◆ Arbeitsauftrag ◆
Zitieren Sie aus dem folgenden Textauszug wörtlich die Stelle, die mit den Worten „Auch hundert Jahre“ einsetzt und nach „werden darf auch.“ aufhört.

Großartig ist die Ausstattung von Gerti Rindler-Schantl. Die vier Mondfahrer:innen müssen ja Galaxien durchqueren, in denen es glitzert und flimmert, Sterne leuchten, Kometen sausen durch das All und Meteoriten fallen auf den entfernten Erdball. Zur Bühnenmagie gesellt sich auch die Magie der Musik, das Violoncello singt und kratzt, das Schlagwerk trommelt, klopft und klappert und vergisst auch nicht zu donnern und begleitet den Kampf mit dem bösen Mondmann, der das Beinchen nicht hergeben will. Doch Kinder glauben noch daran: Das Gute siegt immer.
Die Tasteninstrumente piepsen, zirpen und quietschen. Die Posaune führt das musikalische Quartett an, zittert vor Angst, umschmeichelt die schöne Fee der Nacht, beruhigt den grantigen Sandmann und brummt behaglich wie der weiße Bär. Maiken Beer, Raphael Meinhart, Daniel Riegler und Michael Tiefenbacher sind weltraummäßig bekleidet, glitzern selbst wie Sonne, Mond und Sterne, und sehen von hohen Podesten auf die Erdlinge herab. Sie spielen ihren Part nicht nur mit den Instrumenten, sondern auch als teilnehmende Darstellerin / Darsteller. Käfer und Begleiterin wagen auch einige Tanzschrittchen, aber mit nur fünf Beinchen ist nicht leicht tanzen.
Auch hundert Jahre nach ihrer Entstehung sind Buch und Märchenspiel immer noch überaus beliebt und nahezu das ganze Jahr auf irgendeiner Bühne zu sehen, mitunter mit 16 Darsteller:innen. Kukua, Werner-Tutschku, Maiken Beer und ihre drei Kollegen auf den Podesten ersetzen jede Menge Nachtgespenster und Mondkälber, Darsteller und Statisten. Gespielt wird mit Einsatzfreude und fröhlicher Energie und auch die stummen, doch leuchtenden, rollenden und blinkenden Objekte tragen zum Erfolg bei. Dass die Handlung szenenweise dahinplätschert und kaum Spannung aufkommt, ist kein Malheur. Schließlich ist diese Märchenutopie das Weihnachtsstück im Dschungel, da soll es friedlich zugehen und gelacht werden darf auch.

Einträge umrahmter Elemente
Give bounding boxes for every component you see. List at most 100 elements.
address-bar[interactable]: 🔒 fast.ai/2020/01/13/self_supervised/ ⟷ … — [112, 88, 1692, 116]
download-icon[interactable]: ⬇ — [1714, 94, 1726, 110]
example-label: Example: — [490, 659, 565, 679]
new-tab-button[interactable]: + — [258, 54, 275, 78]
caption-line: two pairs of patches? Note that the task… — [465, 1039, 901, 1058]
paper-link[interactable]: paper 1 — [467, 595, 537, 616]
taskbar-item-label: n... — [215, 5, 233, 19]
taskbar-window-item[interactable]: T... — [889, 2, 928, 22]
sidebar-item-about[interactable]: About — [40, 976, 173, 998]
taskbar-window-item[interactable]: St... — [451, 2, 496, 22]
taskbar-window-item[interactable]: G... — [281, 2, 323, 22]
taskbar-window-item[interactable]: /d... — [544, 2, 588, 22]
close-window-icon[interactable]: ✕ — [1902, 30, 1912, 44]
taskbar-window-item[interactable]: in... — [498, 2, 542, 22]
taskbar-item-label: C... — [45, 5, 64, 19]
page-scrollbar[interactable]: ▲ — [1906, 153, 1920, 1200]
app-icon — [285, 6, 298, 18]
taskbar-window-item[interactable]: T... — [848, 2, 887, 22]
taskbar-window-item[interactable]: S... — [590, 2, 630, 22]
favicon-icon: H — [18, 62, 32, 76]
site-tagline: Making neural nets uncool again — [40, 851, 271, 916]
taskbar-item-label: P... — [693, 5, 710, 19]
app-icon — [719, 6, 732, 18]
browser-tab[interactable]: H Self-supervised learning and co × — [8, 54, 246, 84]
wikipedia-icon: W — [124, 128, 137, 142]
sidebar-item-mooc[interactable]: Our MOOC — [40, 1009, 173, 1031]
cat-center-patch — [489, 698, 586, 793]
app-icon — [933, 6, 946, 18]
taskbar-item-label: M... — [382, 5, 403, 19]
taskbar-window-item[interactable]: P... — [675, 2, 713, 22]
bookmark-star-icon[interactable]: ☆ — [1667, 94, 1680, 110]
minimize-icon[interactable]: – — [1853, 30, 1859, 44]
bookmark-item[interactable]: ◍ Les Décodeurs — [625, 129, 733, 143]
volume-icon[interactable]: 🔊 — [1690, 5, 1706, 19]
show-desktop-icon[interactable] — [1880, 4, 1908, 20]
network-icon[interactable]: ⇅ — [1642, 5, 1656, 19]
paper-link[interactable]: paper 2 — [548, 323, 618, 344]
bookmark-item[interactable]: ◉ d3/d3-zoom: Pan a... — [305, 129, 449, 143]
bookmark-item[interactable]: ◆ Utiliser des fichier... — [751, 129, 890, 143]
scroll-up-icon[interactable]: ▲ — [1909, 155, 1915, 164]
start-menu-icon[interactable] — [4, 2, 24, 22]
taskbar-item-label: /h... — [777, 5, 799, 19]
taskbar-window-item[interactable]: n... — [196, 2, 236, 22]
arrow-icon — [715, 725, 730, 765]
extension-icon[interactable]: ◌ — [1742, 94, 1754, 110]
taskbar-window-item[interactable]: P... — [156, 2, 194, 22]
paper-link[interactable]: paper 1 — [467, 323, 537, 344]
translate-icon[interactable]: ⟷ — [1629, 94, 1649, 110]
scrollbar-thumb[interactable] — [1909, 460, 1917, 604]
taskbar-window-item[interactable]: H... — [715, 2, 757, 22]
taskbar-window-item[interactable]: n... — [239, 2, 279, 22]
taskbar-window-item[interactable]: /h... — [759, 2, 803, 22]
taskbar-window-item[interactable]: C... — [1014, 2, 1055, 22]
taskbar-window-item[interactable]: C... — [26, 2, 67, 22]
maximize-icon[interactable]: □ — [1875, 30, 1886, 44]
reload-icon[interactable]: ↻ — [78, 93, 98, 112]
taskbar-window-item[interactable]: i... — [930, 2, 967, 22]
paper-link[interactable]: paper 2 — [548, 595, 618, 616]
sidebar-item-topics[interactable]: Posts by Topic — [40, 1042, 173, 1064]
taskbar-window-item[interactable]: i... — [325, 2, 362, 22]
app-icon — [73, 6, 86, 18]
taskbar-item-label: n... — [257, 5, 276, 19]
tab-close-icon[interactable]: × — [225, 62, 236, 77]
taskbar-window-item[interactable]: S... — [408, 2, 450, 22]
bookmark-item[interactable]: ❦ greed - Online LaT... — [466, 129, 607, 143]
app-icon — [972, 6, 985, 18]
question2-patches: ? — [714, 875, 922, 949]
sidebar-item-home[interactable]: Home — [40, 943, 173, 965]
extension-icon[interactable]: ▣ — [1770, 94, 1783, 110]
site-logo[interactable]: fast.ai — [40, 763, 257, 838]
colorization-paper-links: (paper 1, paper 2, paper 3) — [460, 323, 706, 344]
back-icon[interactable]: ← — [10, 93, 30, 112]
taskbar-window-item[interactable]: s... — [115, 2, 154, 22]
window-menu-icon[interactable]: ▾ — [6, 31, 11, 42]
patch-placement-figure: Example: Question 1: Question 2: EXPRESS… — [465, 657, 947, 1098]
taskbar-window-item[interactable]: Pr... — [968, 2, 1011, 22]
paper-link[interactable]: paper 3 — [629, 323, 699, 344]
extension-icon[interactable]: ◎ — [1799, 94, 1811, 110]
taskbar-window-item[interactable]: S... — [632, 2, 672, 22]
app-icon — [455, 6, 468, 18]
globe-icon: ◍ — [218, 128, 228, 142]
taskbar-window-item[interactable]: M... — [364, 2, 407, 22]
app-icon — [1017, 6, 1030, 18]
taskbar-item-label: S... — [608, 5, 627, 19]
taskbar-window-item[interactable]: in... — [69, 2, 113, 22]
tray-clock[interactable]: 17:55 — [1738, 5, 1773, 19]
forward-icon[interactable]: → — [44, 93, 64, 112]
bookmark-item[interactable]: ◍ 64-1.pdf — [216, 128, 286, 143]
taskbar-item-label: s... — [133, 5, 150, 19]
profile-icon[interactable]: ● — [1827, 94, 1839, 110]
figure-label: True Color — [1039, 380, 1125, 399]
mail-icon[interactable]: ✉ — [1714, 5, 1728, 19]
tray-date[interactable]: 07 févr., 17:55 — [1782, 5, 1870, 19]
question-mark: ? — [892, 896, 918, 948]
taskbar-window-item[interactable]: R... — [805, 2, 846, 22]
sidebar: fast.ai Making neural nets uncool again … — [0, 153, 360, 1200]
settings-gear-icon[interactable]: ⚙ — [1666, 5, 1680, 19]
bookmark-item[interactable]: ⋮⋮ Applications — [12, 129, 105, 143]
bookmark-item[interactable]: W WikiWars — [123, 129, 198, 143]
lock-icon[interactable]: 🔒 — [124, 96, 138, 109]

◆ Schriftliche Antwort ◆
Auch hundert Jahre nach ihrer Entstehung sind Buch und Märchenspiel immer noch überaus beliebt und nahezu das ganze Jahr auf irgendeiner Bühne zu sehen, mitunter mit 16 Darsteller:innen. Kukua, Werner-Tutschku, Maiken Beer und ihre drei Kollegen auf den Podesten ersetzen jede Menge Nachtgespenster und Mondkälber, Darsteller und Statisten. Gespielt wird mit Einsatzfreude und fröhlicher Energie und auch die stummen, doch leuchtenden, rollenden und blinkenden Objekte tragen zum Erfolg bei. Dass die Handlung szenenweise dahinplätschert und kaum Spannung aufkommt, ist kein Malheur. Schließlich ist diese Märchenutopie das Weihnachtsstück im Dschungel, da soll es friedlich zugehen und gelacht werden darf auch.